***** Source data

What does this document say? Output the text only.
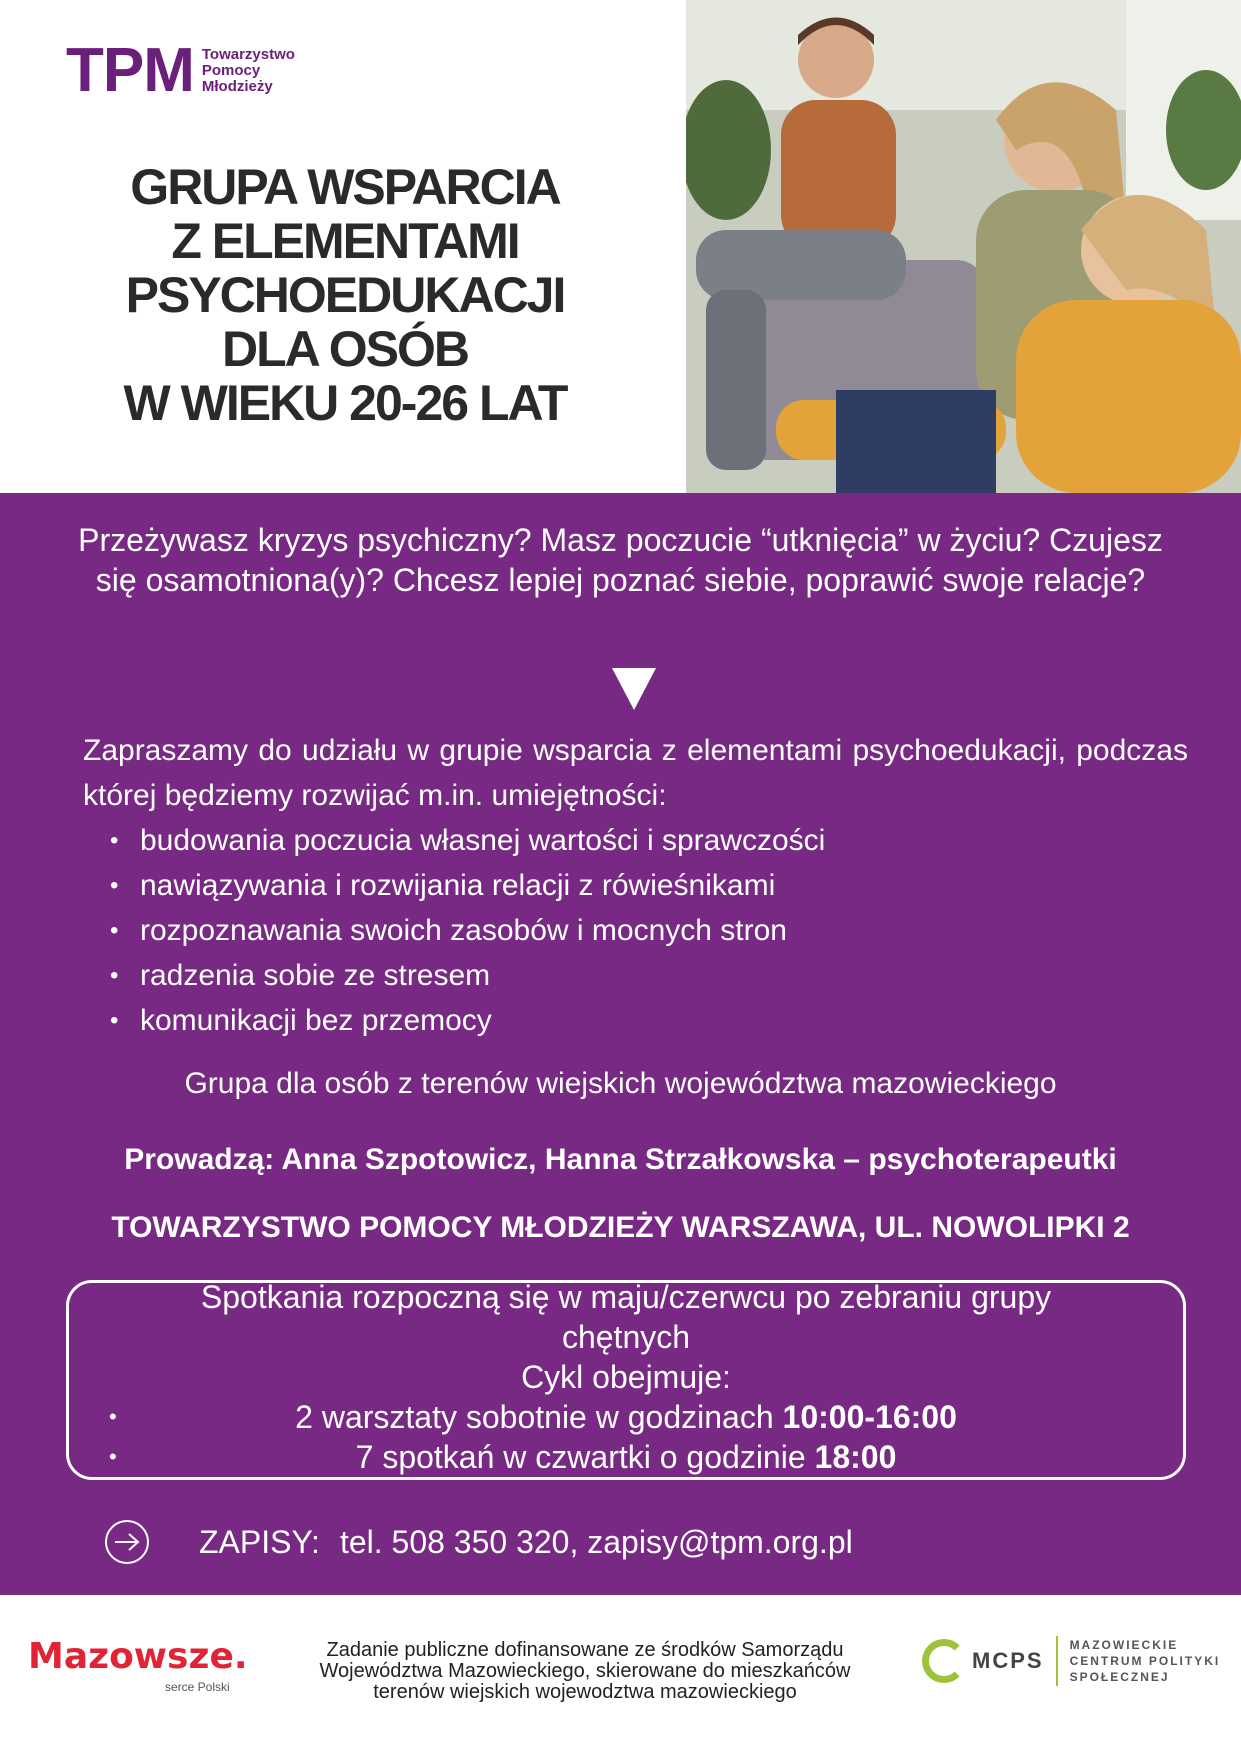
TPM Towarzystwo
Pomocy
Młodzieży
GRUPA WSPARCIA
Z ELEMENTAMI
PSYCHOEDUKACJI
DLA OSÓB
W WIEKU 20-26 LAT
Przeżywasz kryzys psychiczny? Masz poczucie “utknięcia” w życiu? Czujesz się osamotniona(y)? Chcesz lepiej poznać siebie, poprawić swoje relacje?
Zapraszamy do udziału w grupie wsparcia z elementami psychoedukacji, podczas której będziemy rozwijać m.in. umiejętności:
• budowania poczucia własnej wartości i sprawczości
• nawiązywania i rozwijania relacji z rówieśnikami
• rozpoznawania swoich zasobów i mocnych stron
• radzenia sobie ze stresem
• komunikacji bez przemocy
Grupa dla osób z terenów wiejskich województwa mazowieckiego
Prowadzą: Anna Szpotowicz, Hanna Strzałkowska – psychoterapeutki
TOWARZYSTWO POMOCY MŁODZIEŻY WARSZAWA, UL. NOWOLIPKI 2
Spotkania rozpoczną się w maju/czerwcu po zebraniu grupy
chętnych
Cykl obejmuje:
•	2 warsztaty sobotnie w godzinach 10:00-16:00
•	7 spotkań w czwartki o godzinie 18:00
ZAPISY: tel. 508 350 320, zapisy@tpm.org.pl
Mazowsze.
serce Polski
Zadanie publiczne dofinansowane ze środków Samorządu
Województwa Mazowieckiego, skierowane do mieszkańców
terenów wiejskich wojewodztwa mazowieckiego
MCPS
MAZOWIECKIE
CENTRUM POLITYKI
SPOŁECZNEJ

**********

Request |
Print each record exactly as it stands, leaving the images out.

The result |
What does this document say? Output the text only.
TPM Towarzystwo
Pomocy
Młodzieży
GRUPA WSPARCIA
Z ELEMENTAMI
PSYCHOEDUKACJI
DLA OSÓB
W WIEKU 20-26 LAT
Przeżywasz kryzys psychiczny? Masz poczucie “utknięcia” w życiu? Czujesz się osamotniona(y)? Chcesz lepiej poznać siebie, poprawić swoje relacje?
Zapraszamy do udziału w grupie wsparcia z elementami psychoedukacji, podczas której będziemy rozwijać m.in. umiejętności:
• budowania poczucia własnej wartości i sprawczości
• nawiązywania i rozwijania relacji z rówieśnikami
• rozpoznawania swoich zasobów i mocnych stron
• radzenia sobie ze stresem
• komunikacji bez przemocy
Grupa dla osób z terenów wiejskich województwa mazowieckiego
Prowadzą: Anna Szpotowicz, Hanna Strzałkowska – psychoterapeutki
TOWARZYSTWO POMOCY MŁODZIEŻY WARSZAWA, UL. NOWOLIPKI 2
Spotkania rozpoczną się w maju/czerwcu po zebraniu grupy
chętnych
Cykl obejmuje:
•	2 warsztaty sobotnie w godzinach 10:00-16:00
•	7 spotkań w czwartki o godzinie 18:00
ZAPISY: tel. 508 350 320, zapisy@tpm.org.pl
Mazowsze.
serce Polski
Zadanie publiczne dofinansowane ze środków Samorządu
Województwa Mazowieckiego, skierowane do mieszkańców
terenów wiejskich wojewodztwa mazowieckiego
MCPS
MAZOWIECKIE
CENTRUM POLITYKI
SPOŁECZNEJ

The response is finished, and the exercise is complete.